EXERCISE AIM: Reproduce the records below in their entirety, character for character.

EXTRACTED INFORMATION:

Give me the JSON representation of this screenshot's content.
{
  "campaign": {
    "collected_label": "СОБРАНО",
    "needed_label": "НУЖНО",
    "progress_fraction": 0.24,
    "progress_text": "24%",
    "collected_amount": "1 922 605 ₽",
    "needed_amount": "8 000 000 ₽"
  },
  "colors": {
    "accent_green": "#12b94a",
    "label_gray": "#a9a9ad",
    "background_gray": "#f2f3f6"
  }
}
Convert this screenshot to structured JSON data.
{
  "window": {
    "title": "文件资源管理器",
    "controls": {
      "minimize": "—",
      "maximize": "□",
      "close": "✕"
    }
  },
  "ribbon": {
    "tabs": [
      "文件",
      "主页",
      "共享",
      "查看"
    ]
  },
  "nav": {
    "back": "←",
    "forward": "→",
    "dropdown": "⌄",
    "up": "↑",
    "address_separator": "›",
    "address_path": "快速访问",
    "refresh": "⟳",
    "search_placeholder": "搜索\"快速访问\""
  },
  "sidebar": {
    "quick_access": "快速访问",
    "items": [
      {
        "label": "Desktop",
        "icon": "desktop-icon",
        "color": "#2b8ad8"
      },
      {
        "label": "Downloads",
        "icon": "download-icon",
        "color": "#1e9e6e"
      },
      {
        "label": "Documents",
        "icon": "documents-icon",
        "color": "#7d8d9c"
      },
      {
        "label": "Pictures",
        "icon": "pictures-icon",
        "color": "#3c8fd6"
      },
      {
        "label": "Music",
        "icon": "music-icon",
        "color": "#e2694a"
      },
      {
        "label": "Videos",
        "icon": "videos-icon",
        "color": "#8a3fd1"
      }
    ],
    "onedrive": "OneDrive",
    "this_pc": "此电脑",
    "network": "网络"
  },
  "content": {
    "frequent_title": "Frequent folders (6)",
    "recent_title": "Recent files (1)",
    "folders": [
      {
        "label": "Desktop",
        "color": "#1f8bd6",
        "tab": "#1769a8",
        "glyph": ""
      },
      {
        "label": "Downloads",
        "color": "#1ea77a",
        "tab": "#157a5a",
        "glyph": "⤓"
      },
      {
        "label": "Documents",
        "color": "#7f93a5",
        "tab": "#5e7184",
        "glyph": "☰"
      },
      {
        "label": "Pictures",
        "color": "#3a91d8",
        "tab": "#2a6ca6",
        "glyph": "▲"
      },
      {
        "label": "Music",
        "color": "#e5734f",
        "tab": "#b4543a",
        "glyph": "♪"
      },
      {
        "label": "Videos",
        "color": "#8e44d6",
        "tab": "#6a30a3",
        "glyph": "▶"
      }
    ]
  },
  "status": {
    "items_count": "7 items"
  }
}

EXERCISE RESPONSE:
Give me the JSON representation of this screenshot's content.
{
  "campaign": {
    "collected_label": "СОБРАНО",
    "needed_label": "НУЖНО",
    "progress_fraction": 0.24,
    "progress_text": "24%",
    "collected_amount": "1 922 605 ₽",
    "needed_amount": "8 000 000 ₽"
  },
  "colors": {
    "accent_green": "#12b94a",
    "label_gray": "#a9a9ad",
    "background_gray": "#f2f3f6"
  }
}
Convert this screenshot to structured JSON data.
{
  "window": {
    "title": "文件资源管理器",
    "controls": {
      "minimize": "—",
      "maximize": "□",
      "close": "✕"
    }
  },
  "ribbon": {
    "tabs": [
      "文件",
      "主页",
      "共享",
      "查看"
    ]
  },
  "nav": {
    "back": "←",
    "forward": "→",
    "dropdown": "⌄",
    "up": "↑",
    "address_separator": "›",
    "address_path": "快速访问",
    "refresh": "⟳",
    "search_placeholder": "搜索\"快速访问\""
  },
  "sidebar": {
    "quick_access": "快速访问",
    "items": [
      {
        "label": "Desktop",
        "icon": "desktop-icon",
        "color": "#2b8ad8"
      },
      {
        "label": "Downloads",
        "icon": "download-icon",
        "color": "#1e9e6e"
      },
      {
        "label": "Documents",
        "icon": "documents-icon",
        "color": "#7d8d9c"
      },
      {
        "label": "Pictures",
        "icon": "pictures-icon",
        "color": "#3c8fd6"
      },
      {
        "label": "Music",
        "icon": "music-icon",
        "color": "#e2694a"
      },
      {
        "label": "Videos",
        "icon": "videos-icon",
        "color": "#8a3fd1"
      }
    ],
    "onedrive": "OneDrive",
    "this_pc": "此电脑",
    "network": "网络"
  },
  "content": {
    "frequent_title": "Frequent folders (6)",
    "recent_title": "Recent files (1)",
    "folders": [
      {
        "label": "Desktop",
        "color": "#1f8bd6",
        "tab": "#1769a8",
        "glyph": ""
      },
      {
        "label": "Downloads",
        "color": "#1ea77a",
        "tab": "#157a5a",
        "glyph": "⤓"
      },
      {
        "label": "Documents",
        "color": "#7f93a5",
        "tab": "#5e7184",
        "glyph": "☰"
      },
      {
        "label": "Pictures",
        "color": "#3a91d8",
        "tab": "#2a6ca6",
        "glyph": "▲"
      },
      {
        "label": "Music",
        "color": "#e5734f",
        "tab": "#b4543a",
        "glyph": "♪"
      },
      {
        "label": "Videos",
        "color": "#8e44d6",
        "tab": "#6a30a3",
        "glyph": "▶"
      }
    ]
  },
  "status": {
    "items_count": "7 items"
  }
}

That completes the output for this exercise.